*** Record set
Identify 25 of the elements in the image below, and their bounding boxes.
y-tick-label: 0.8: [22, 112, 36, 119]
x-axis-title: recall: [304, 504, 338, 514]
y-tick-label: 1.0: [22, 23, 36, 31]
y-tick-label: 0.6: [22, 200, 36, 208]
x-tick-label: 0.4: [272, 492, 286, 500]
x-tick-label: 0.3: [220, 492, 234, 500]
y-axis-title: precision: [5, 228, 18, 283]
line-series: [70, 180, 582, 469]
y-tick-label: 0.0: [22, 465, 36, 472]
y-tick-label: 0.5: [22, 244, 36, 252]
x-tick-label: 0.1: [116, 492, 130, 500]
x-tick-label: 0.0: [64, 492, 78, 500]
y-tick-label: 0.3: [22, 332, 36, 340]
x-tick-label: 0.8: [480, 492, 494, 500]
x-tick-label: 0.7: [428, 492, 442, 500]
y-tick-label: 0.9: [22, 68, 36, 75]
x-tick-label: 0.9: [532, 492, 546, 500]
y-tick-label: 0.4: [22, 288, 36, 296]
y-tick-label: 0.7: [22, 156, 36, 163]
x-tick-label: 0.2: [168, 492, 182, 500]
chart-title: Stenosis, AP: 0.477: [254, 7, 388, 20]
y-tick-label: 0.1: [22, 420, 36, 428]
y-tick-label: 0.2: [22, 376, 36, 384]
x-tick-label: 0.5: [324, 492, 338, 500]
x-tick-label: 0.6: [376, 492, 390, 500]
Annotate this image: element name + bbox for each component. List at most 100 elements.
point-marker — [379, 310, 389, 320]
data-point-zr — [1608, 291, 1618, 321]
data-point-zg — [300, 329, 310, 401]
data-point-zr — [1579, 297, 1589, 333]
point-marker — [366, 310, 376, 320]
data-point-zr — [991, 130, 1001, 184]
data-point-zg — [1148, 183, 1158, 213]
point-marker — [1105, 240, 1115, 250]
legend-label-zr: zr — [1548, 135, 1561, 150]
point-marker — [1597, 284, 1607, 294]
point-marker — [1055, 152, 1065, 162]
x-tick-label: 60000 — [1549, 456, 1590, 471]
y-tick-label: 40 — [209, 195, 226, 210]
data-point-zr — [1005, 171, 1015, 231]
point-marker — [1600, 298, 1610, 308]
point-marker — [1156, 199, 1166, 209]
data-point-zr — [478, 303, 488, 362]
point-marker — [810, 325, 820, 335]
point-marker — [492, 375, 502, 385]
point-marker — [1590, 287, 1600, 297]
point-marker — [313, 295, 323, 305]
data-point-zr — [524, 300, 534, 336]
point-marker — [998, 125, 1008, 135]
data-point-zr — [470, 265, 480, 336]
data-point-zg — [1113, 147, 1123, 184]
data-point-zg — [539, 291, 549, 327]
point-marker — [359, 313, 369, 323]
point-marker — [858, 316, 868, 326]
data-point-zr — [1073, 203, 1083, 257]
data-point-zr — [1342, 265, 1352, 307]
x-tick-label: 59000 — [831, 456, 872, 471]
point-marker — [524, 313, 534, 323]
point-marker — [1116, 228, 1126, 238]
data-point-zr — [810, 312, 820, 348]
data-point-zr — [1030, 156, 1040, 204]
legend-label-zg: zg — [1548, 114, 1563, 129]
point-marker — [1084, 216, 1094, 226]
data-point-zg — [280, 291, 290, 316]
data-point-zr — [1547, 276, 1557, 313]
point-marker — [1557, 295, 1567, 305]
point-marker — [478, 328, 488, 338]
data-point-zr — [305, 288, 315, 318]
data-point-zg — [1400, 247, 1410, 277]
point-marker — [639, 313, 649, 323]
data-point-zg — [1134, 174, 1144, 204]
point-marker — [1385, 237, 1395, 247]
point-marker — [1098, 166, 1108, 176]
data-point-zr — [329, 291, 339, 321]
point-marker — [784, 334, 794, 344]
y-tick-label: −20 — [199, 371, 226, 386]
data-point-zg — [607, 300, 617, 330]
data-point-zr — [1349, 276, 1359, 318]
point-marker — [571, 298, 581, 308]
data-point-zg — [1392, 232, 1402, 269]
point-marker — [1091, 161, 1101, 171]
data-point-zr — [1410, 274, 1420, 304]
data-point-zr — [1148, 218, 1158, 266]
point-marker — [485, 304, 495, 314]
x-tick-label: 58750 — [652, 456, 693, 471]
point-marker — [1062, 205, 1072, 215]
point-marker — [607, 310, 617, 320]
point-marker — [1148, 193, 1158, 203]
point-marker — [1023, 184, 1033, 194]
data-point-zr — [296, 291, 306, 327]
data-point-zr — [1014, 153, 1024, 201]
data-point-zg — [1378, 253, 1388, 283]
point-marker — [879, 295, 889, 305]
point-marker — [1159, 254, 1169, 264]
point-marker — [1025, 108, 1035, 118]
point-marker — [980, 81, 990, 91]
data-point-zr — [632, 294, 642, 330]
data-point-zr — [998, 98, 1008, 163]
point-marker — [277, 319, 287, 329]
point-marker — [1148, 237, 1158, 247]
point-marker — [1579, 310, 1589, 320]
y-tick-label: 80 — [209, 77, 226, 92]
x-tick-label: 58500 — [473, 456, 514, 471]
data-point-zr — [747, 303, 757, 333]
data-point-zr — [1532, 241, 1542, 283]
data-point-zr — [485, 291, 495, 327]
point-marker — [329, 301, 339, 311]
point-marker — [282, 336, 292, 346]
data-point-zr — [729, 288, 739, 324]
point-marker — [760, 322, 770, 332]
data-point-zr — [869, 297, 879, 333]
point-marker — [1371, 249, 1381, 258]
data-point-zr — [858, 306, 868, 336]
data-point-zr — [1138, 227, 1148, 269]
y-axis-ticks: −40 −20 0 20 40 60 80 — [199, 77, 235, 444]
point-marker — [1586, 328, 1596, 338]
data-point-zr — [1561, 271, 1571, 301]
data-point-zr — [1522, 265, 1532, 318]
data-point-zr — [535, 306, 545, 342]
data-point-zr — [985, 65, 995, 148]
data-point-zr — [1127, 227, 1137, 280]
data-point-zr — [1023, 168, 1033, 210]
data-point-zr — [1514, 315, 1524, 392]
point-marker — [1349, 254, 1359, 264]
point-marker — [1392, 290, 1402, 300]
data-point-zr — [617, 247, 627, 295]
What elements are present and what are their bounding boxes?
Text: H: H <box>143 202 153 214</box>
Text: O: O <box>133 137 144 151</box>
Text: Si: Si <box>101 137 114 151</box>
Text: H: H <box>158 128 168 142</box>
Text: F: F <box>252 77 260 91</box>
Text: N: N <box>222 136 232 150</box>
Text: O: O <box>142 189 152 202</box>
******
▸ To be done:
Render every line of the listing above as a Markdown table with the columns Row and Line, numbering the rows in order and omitting blank lines.

▸ Worked answer:
| Row | Line |
|---|---|
| 1 | Identify 25 of the elements in the image below, and their bounding boxes. |
| 2 | y-tick-label: 0.8: [22, 112, 36, 119] |
| 3 | x-axis-title: recall: [304, 504, 338, 514] |
| 4 | y-tick-label: 1.0: [22, 23, 36, 31] |
| 5 | y-tick-label: 0.6: [22, 200, 36, 208] |
| 6 | x-tick-label: 0.4: [272, 492, 286, 500] |
| 7 | x-tick-label: 0.3: [220, 492, 234, 500] |
| 8 | y-axis-title: precision: [5, 228, 18, 283] |
| 9 | line-series: [70, 180, 582, 469] |
| 10 | y-tick-label: 0.0: [22, 465, 36, 472] |
| 11 | y-tick-label: 0.5: [22, 244, 36, 252] |
| 12 | x-tick-label: 0.1: [116, 492, 130, 500] |
| 13 | x-tick-label: 0.0: [64, 492, 78, 500] |
| 14 | y-tick-label: 0.3: [22, 332, 36, 340] |
| 15 | x-tick-label: 0.8: [480, 492, 494, 500] |
| 16 | x-tick-label: 0.7: [428, 492, 442, 500] |
| 17 | y-tick-label: 0.9: [22, 68, 36, 75] |
| 18 | x-tick-label: 0.9: [532, 492, 546, 500] |
| 19 | y-tick-label: 0.4: [22, 288, 36, 296] |
| 20 | y-tick-label: 0.7: [22, 156, 36, 163] |
| 21 | x-tick-label: 0.2: [168, 492, 182, 500] |
| 22 | chart-title: Stenosis, AP: 0.477: [254, 7, 388, 20] |
| 23 | y-tick-label: 0.1: [22, 420, 36, 428] |
| 24 | y-tick-label: 0.2: [22, 376, 36, 384] |
| 25 | x-tick-label: 0.5: [324, 492, 338, 500] |
| 26 | x-tick-label: 0.6: [376, 492, 390, 500] |
| 27 | Annotate this image: element name + bbox for each component. List at most 100 elements. |
| 28 | point-marker — [379, 310, 389, 320] |
| 29 | data-point-zr — [1608, 291, 1618, 321] |
| 30 | data-point-zg — [300, 329, 310, 401] |
| 31 | data-point-zr — [1579, 297, 1589, 333] |
| 32 | point-marker — [366, 310, 376, 320] |
| 33 | data-point-zr — [991, 130, 1001, 184] |
| 34 | data-point-zg — [1148, 183, 1158, 213] |
| 35 | point-marker — [1105, 240, 1115, 250] |
| 36 | legend-label-zr: zr — [1548, 135, 1561, 150] |
| 37 | point-marker — [1597, 284, 1607, 294] |
| 38 | point-marker — [1055, 152, 1065, 162] |
| 39 | x-tick-label: 60000 — [1549, 456, 1590, 471] |
| 40 | y-tick-label: 40 — [209, 195, 226, 210] |
| 41 | data-point-zr — [1005, 171, 1015, 231] |
| 42 | point-marker — [1600, 298, 1610, 308] |
| 43 | point-marker — [1156, 199, 1166, 209] |
| 44 | data-point-zr — [478, 303, 488, 362] |
| 45 | point-marker — [810, 325, 820, 335] |
| 46 | point-marker — [492, 375, 502, 385] |
| 47 | point-marker — [1590, 287, 1600, 297] |
| 48 | point-marker — [313, 295, 323, 305] |
| 49 | data-point-zr — [524, 300, 534, 336] |
| 50 | point-marker — [998, 125, 1008, 135] |
| 51 | data-point-zr — [470, 265, 480, 336] |
| 52 | data-point-zg — [1113, 147, 1123, 184] |
| 53 | data-point-zg — [539, 291, 549, 327] |
| 54 | point-marker — [359, 313, 369, 323] |
| 55 | point-marker — [858, 316, 868, 326] |
| 56 | data-point-zr — [1073, 203, 1083, 257] |
| 57 | data-point-zr — [1342, 265, 1352, 307] |
| 58 | x-tick-label: 59000 — [831, 456, 872, 471] |
| 59 | point-marker — [524, 313, 534, 323] |
| 60 | point-marker — [1116, 228, 1126, 238] |
| 61 | data-point-zr — [810, 312, 820, 348] |
| 62 | data-point-zr — [1030, 156, 1040, 204] |
| 63 | legend-label-zg: zg — [1548, 114, 1563, 129] |
| 64 | point-marker — [1084, 216, 1094, 226] |
| 65 | data-point-zg — [280, 291, 290, 316] |
| 66 | data-point-zr — [1547, 276, 1557, 313] |
| 67 | point-marker — [1557, 295, 1567, 305] |
| 68 | point-marker — [478, 328, 488, 338] |
| 69 | data-point-zr — [305, 288, 315, 318] |
| 70 | data-point-zg — [1400, 247, 1410, 277] |
| 71 | point-marker — [639, 313, 649, 323] |
| 72 | data-point-zg — [1134, 174, 1144, 204] |
| 73 | point-marker — [1385, 237, 1395, 247] |
| 74 | point-marker — [1098, 166, 1108, 176] |
| 75 | data-point-zr — [329, 291, 339, 321] |
| 76 | point-marker — [784, 334, 794, 344] |
| 77 | y-tick-label: −20 — [199, 371, 226, 386] |
| 78 | data-point-zg — [607, 300, 617, 330] |
| 79 | data-point-zr — [1349, 276, 1359, 318] |
| 80 | point-marker — [571, 298, 581, 308] |
| 81 | data-point-zg — [1392, 232, 1402, 269] |
| 82 | point-marker — [1091, 161, 1101, 171] |
| 83 | data-point-zr — [1410, 274, 1420, 304] |
| 84 | data-point-zr — [1148, 218, 1158, 266] |
| 85 | point-marker — [485, 304, 495, 314] |
| 86 | x-tick-label: 58750 — [652, 456, 693, 471] |
| 87 | point-marker — [1062, 205, 1072, 215] |
| 88 | point-marker — [607, 310, 617, 320] |
| 89 | point-marker — [1148, 193, 1158, 203] |
| 90 | point-marker — [1023, 184, 1033, 194] |
| 91 | data-point-zr — [296, 291, 306, 327] |
| 92 | data-point-zr — [1014, 153, 1024, 201] |
| 93 | data-point-zg — [1378, 253, 1388, 283] |
| 94 | point-marker — [879, 295, 889, 305] |
| 95 | point-marker — [1159, 254, 1169, 264] |
| 96 | point-marker — [1025, 108, 1035, 118] |
| 97 | point-marker — [980, 81, 990, 91] |
| 98 | data-point-zr — [632, 294, 642, 330] |
| 99 | data-point-zr — [998, 98, 1008, 163] |
| 100 | point-marker — [277, 319, 287, 329] |
| 101 | point-marker — [1148, 237, 1158, 247] |
| 102 | point-marker — [1579, 310, 1589, 320] |
| 103 | y-tick-label: 80 — [209, 77, 226, 92] |
| 104 | x-tick-label: 58500 — [473, 456, 514, 471] |
| 105 | data-point-zr — [747, 303, 757, 333] |
| 106 | data-point-zr — [1532, 241, 1542, 283] |
| 107 | data-point-zr — [485, 291, 495, 327] |
| 108 | point-marker — [329, 301, 339, 311] |
| 109 | point-marker — [282, 336, 292, 346] |
| 110 | data-point-zr — [729, 288, 739, 324] |
| 111 | point-marker — [760, 322, 770, 332] |
| 112 | data-point-zr — [869, 297, 879, 333] |
| 113 | point-marker — [1371, 249, 1381, 258] |
| 114 | data-point-zr — [858, 306, 868, 336] |
| 115 | data-point-zr — [1138, 227, 1148, 269] |
| 116 | y-axis-ticks: −40 −20 0 20 40 60 80 — [199, 77, 235, 444] |
| 117 | point-marker — [1586, 328, 1596, 338] |
| 118 | data-point-zr — [1561, 271, 1571, 301] |
| 119 | data-point-zr — [1522, 265, 1532, 318] |
| 120 | data-point-zr — [535, 306, 545, 342] |
| 121 | data-point-zr — [985, 65, 995, 148] |
| 122 | data-point-zr — [1127, 227, 1137, 280] |
| 123 | data-point-zr — [1023, 168, 1033, 210] |
| 124 | data-point-zr — [1514, 315, 1524, 392] |
| 125 | point-marker — [1349, 254, 1359, 264] |
| 126 | point-marker — [1392, 290, 1402, 300] |
| 127 | data-point-zr — [617, 247, 627, 295] |
| 128 | What elements are present and what are their bounding boxes? |
| 129 | Text: H: H <box>143 202 153 214</box> |
| 130 | Text: O: O <box>133 137 144 151</box> |
| 131 | Text: Si: Si <box>101 137 114 151</box> |
| 132 | Text: H: H <box>158 128 168 142</box> |
| 133 | Text: F: F <box>252 77 260 91</box> |
| 134 | Text: N: N <box>222 136 232 150</box> |
| 135 | Text: O: O <box>142 189 152 202</box> |